● STATED GOAL:
Find the lines that contain the word "JSON" and copy each one.

● DATA FOR THE TASK:
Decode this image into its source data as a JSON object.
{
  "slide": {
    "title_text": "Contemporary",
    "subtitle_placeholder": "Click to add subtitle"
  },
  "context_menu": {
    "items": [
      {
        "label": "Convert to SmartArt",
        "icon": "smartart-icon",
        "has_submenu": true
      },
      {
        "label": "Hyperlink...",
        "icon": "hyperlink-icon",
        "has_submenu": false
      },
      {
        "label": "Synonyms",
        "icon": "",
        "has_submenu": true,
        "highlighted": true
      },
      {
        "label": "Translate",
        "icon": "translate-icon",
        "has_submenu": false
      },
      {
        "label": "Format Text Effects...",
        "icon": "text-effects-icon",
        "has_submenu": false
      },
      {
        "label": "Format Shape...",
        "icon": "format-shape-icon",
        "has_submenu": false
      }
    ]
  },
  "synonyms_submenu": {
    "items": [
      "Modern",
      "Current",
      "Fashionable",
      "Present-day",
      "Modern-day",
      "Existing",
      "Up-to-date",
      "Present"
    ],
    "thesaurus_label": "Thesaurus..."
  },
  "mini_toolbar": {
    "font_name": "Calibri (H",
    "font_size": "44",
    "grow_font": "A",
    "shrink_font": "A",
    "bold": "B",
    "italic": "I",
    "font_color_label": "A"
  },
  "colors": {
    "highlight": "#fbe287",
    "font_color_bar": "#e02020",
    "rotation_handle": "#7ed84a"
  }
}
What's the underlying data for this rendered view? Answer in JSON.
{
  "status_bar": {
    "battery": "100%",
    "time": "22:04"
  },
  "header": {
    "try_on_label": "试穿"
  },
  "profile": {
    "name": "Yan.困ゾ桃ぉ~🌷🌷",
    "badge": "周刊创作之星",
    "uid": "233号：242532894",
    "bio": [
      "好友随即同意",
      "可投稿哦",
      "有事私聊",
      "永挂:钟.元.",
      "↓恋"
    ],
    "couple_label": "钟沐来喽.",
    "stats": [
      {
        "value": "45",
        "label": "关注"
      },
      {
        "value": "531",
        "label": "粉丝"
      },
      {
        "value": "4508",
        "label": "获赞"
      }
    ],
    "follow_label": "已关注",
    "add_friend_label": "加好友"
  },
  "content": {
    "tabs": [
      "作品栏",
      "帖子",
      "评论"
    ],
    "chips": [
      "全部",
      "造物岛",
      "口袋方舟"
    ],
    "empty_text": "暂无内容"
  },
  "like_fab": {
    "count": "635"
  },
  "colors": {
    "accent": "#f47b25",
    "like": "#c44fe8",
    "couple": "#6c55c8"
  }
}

● SOLUTION TO THIS EXERCISE:
Decode this image into its source data as a JSON object.
What's the underlying data for this rendered view? Answer in JSON.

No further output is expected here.